• **INSTRUCTION**
Lines containing the string "ödüyor" are to be counted; report the total by itself.

[START OF ENTRIES SUPPLIED]

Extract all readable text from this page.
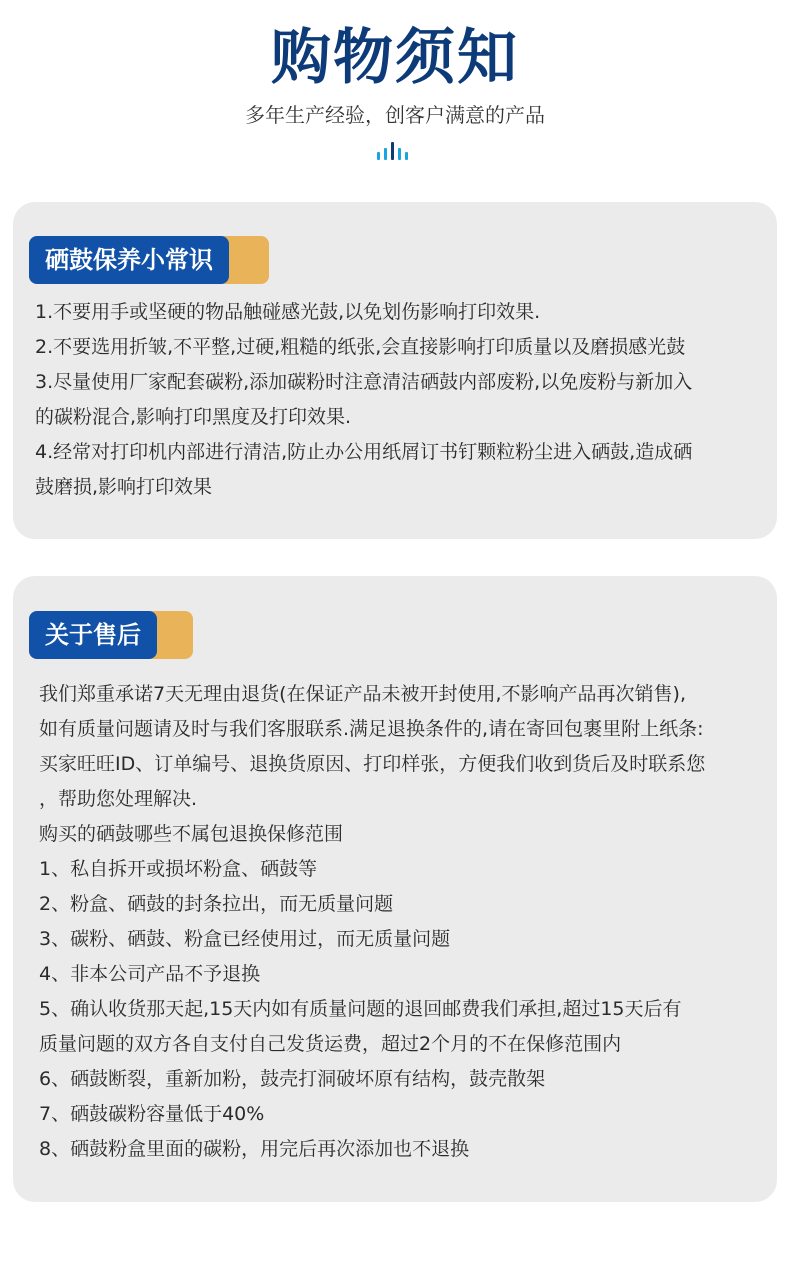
购物须知
多年生产经验，创客户满意的产品
硒鼓保养小常识
1.不要用手或坚硬的物品触碰感光鼓,以免划伤影响打印效果.
2.不要选用折皱,不平整,过硬,粗糙的纸张,会直接影响打印质量以及磨损感光鼓
3.尽量使用厂家配套碳粉,添加碳粉时注意清洁硒鼓内部废粉,以免废粉与新加入
的碳粉混合,影响打印黑度及打印效果.
4.经常对打印机内部进行清洁,防止办公用纸屑订书钉颗粒粉尘进入硒鼓,造成硒
鼓磨损,影响打印效果
关于售后
我们郑重承诺7天无理由退货(在保证产品未被开封使用,不影响产品再次销售),
如有质量问题请及时与我们客服联系.满足退换条件的,请在寄回包裹里附上纸条:
买家旺旺ID、订单编号、退换货原因、打印样张，方便我们收到货后及时联系您
，帮助您处理解决.
购买的硒鼓哪些不属包退换保修范围
1、私自拆开或损坏粉盒、硒鼓等
2、粉盒、硒鼓的封条拉出，而无质量问题
3、碳粉、硒鼓、粉盒已经使用过，而无质量问题
4、非本公司产品不予退换
5、确认收货那天起,15天内如有质量问题的退回邮费我们承担,超过15天后有
质量问题的双方各自支付自己发货运费，超过2个月的不在保修范围内
6、硒鼓断裂，重新加粉，鼓壳打洞破坏原有结构，鼓壳散架
7、硒鼓碳粉容量低于40%
8、硒鼓粉盒里面的碳粉，用完后再次添加也不退换
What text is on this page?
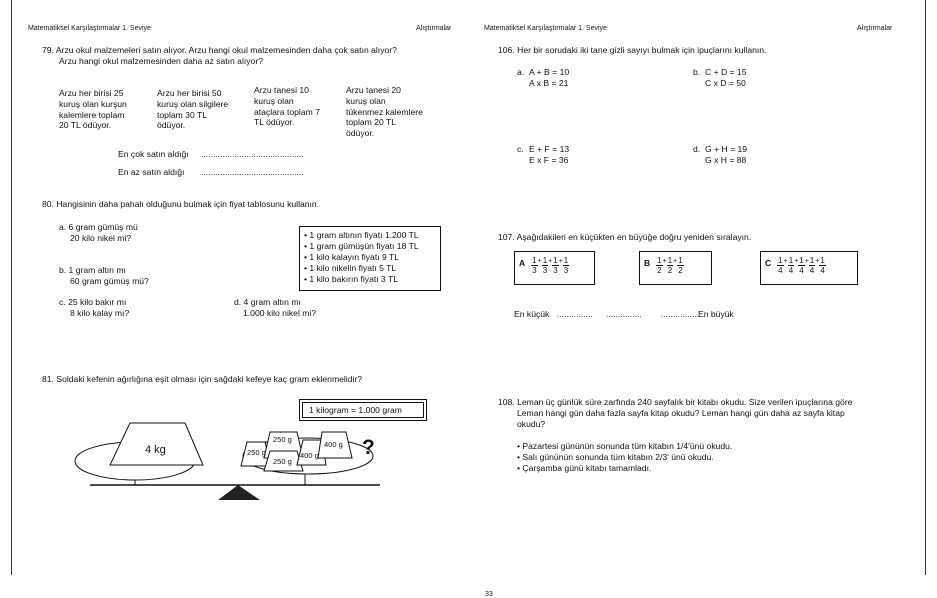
Matematiksel Karşılaştırmalar 1. Seviye	Alıştırmalar	Matematiksel Karşılaştırmalar 1. Seviye	Alıştırmalar
79. Arzu okul malzemeleri satın alıyor. Arzu hangi okul malzemesinden daha çok satın alıyor?
Arzu hangi okul malzemesinden daha az satın alıyor?
Arzu her birisi 25 kuruş olan kurşun kalemlere toplam 20 TL ödüyor.
Arzu her birisi 50 kuruş olan silgilere toplam 30 TL ödüyor.
Arzu tanesi 10 kuruş olan ataçlara toplam 7 TL ödüyor.
Arzu tanesi 20 kuruş olan tükenmez kalemlere toplam 20 TL ödüyor.
En çok satın aldığı ...........................................
En az satın aldığı ...........................................
80. Hangisinin daha pahalı olduğunu bulmak için fiyat tablosunu kullanın.
a. 6 gram gümüş mü
20 kilo nikel mi?
b. 1 gram altın mı
60 gram gümüş mü?
c. 25 kilo bakır mı
8 kilo kalay mı?
d. 4 gram altın mı
1.000 kilo nikel mi?
• 1 gram altının fiyatı 1.200 TL
• 1 gram gümüşün fiyatı 18 TL
• 1 kilo kalayın fiyatı 9 TL
• 1 kilo nikelin fiyatı 5 TL
• 1 kilo bakırın fiyatı 3 TL
81. Soldaki kefenin ağırlığına eşit olması için sağdaki kefeye kaç gram eklenmelidir?
1 kilogram = 1.000 gram
4 kg	250 g
250 g
250 g
400 g
400 g ?
106. Her bir sorudaki iki tane gizli sayıyı bulmak için ipuçlarını kullanın.
a. A + B = 10
A x B = 21
b. C + D = 15
C x D = 50
c. E + F = 13
E x F = 36
d. G + H = 19
G x H = 88
107. Aşağıdakileri en küçükten en büyüğe doğru yeniden sıralayın.
A $\frac{1}{3} + \frac{1}{3} + \frac{1}{3} + \frac{1}{3}$	B $\frac{1}{2} + \frac{1}{2} + \frac{1}{2}$	C $\frac{1}{4} + \frac{1}{4} + \frac{1}{4} + \frac{1}{4} + \frac{1}{4}$
En küçük ............... ............... ................
En büyük
108. Leman üç günlük süre zarfında 240 sayfalık bir kitabı okudu. Size verilen ipuçlarına göre
Leman hangi gün daha fazla sayfa kitap okudu? Leman hangi gün daha az sayfa kitap
okudu?
• Pazartesi gününün sonunda tüm kitabın 1/4'ünü okudu.
• Salı gününün sonunda tüm kitabın 2/3' ünü okudu.
• Çarşamba günü kitabı tamamladı.
33
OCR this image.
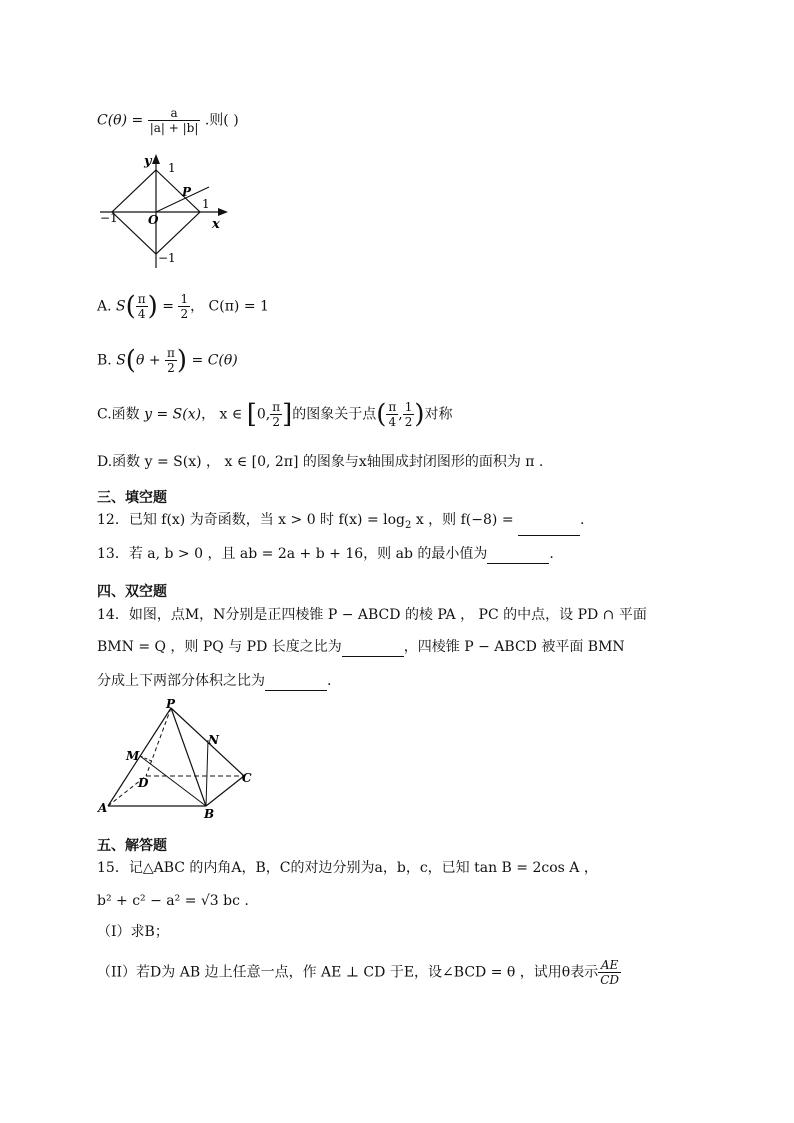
$C(\theta) = \frac{a}{|a| + |b|}$ .则( )
y 1
P
1
−1	O	x
−1
A. $S( \frac{\pi}{4}$ ) = $\frac{1}{2}$ ， C(π) = 1
B. $S(\theta + \frac{\pi}{2}$ ) = C(θ)
C.函数 y = S(x)， x ∈ [0, $\frac{\pi}{2}$ ]的图象关于点( $\frac{\pi}{4}$ , $\frac{1}{2}$ )对称
D.函数 y = S(x) ， x ∈ [0, 2π] 的图象与x轴围成封闭图形的面积为 π .
三、填空题
12．已知 f(x) 为奇函数，当 x > 0 时 $f(x) = \log_2 x$ ，则 f(−8) =	.
13．若 a, b > 0 ，且 ab = 2a + b + 16，则 ab 的最小值为	.
四、双空题
14．如图，点M，N分别是正四棱锥 P − ABCD 的棱 PA ， PC 的中点，设 PD ∩ 平面
BMN = Q ，则 PQ 与 PD 长度之比为	，四棱锥 P − ABCD 被平面 BMN
分成上下两部分体积之比为	.
P
M
N
D	C
A	B
五、解答题
15．记△ABC 的内角A，B，C的对边分别为a，b，c，已知 tan B = 2cos A ，
b² + c² − a² = √3 bc .
（I）求B；
（II）若D为 AB 边上任意一点，作 AE ⊥ CD 于E，设∠BCD = θ ，试用θ表示 $\frac{AE}{CD}$
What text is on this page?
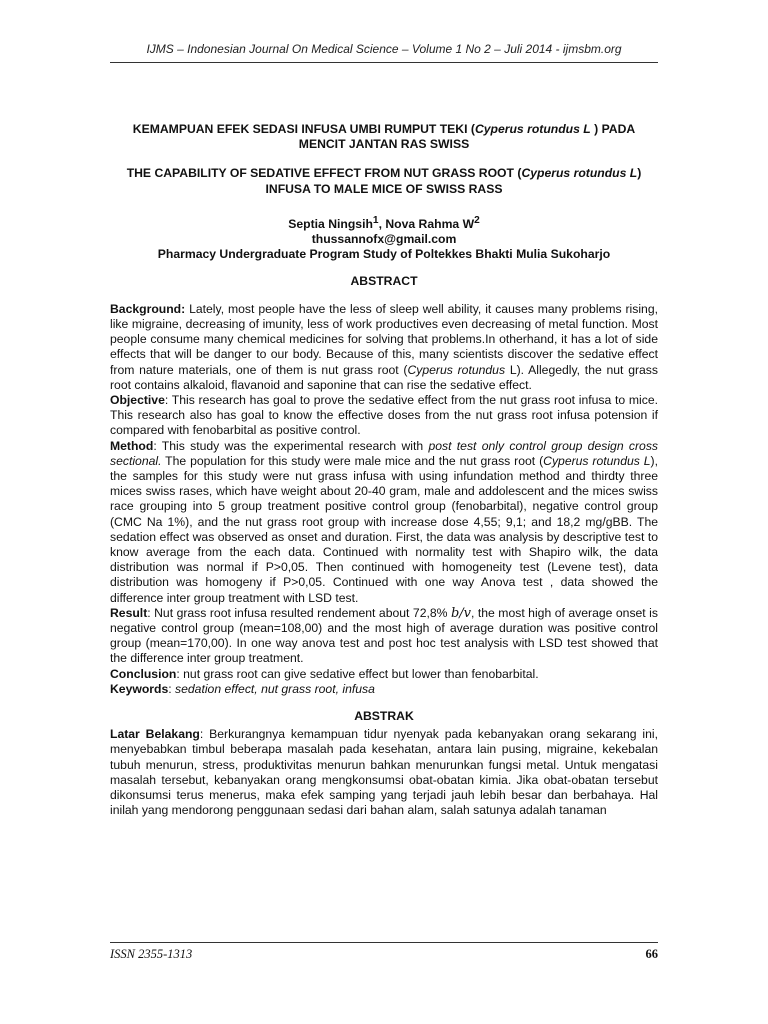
IJMS – Indonesian Journal On Medical Science – Volume 1 No 2 – Juli 2014 - ijmsbm.org

KEMAMPUAN EFEK SEDASI INFUSA UMBI RUMPUT TEKI (Cyperus rotundus L ) PADA MENCIT JANTAN RAS SWISS

THE CAPABILITY OF SEDATIVE EFFECT FROM NUT GRASS ROOT (Cyperus rotundus L) INFUSA TO MALE MICE OF SWISS RASS

Septia Ningsih$^1$, Nova Rahma $W^2$
thussannofx@gmail.com
Pharmacy Undergraduate Program Study of Poltekkes Bhakti Mulia Sukoharjo
ABSTRACT

Background: Lately, most people have the less of sleep well ability, it causes many problems rising, like migraine, decreasing of imunity, less of work productives even decreasing of metal function. Most people consume many chemical medicines for solving that problems.In otherhand, it has a lot of side effects that will be danger to our body. Because of this, many scientists discover the sedative effect from nature materials, one of them is nut grass root (Cyperus rotundus L). Allegedly, the nut grass root contains alkaloid, flavanoid and saponine that can rise the sedative effect.

Objective: This research has goal to prove the sedative effect from the nut grass root infusa to mice. This research also has goal to know the effective doses from the nut grass root infusa potension if compared with fenobarbital as positive control.

Method: This study was the experimental research with post test only control group design cross sectional. The population for this study were male mice and the nut grass root (Cyperus rotundus L), the samples for this study were nut grass infusa with using infundation method and thirdty three mices swiss rases, which have weight about 20-40 gram, male and addolescent and the mices swiss race grouping into 5 group treatment positive control group (fenobarbital), negative control group (CMC Na 1%), and the nut grass root group with increase dose 4,55; 9,1; and 18,2 mg/gBB. The sedation effect was observed as onset and duration. First, the data was analysis by descriptive test to know average from the each data. Continued with normality test with Shapiro wilk, the data distribution was normal if P>0,05. Then continued with homogeneity test (Levene test), data distribution was homogeny if P>0,05. Continued with one way Anova test , data showed the difference inter group treatment with LSD test.

Result: Nut grass root infusa resulted rendement about 72,8% b/v, the most high of average onset is negative control group (mean=108,00) and the most high of average duration was positive control group (mean=170,00). In one way anova test and post hoc test analysis with LSD test showed that the difference inter group treatment.

Conclusion: nut grass root can give sedative effect but lower than fenobarbital.

Keywords: sedation effect, nut grass root, infusa

ABSTRAK

Latar Belakang: Berkurangnya kemampuan tidur nyenyak pada kebanyakan orang sekarang ini, menyebabkan timbul beberapa masalah pada kesehatan, antara lain pusing, migraine, kekebalan tubuh menurun, stress, produktivitas menurun bahkan menurunkan fungsi metal. Untuk mengatasi masalah tersebut, kebanyakan orang mengkonsumsi obat-obatan kimia. Jika obat-obatan tersebut dikonsumsi terus menerus, maka efek samping yang terjadi jauh lebih besar dan berbahaya. Hal inilah yang mendorong penggunaan sedasi dari bahan alam, salah satunya adalah tanaman

ISSN 2355-1313	66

[END OF ENTRIES SUPPLIED]

• **EXERCISE RESPONSE**
4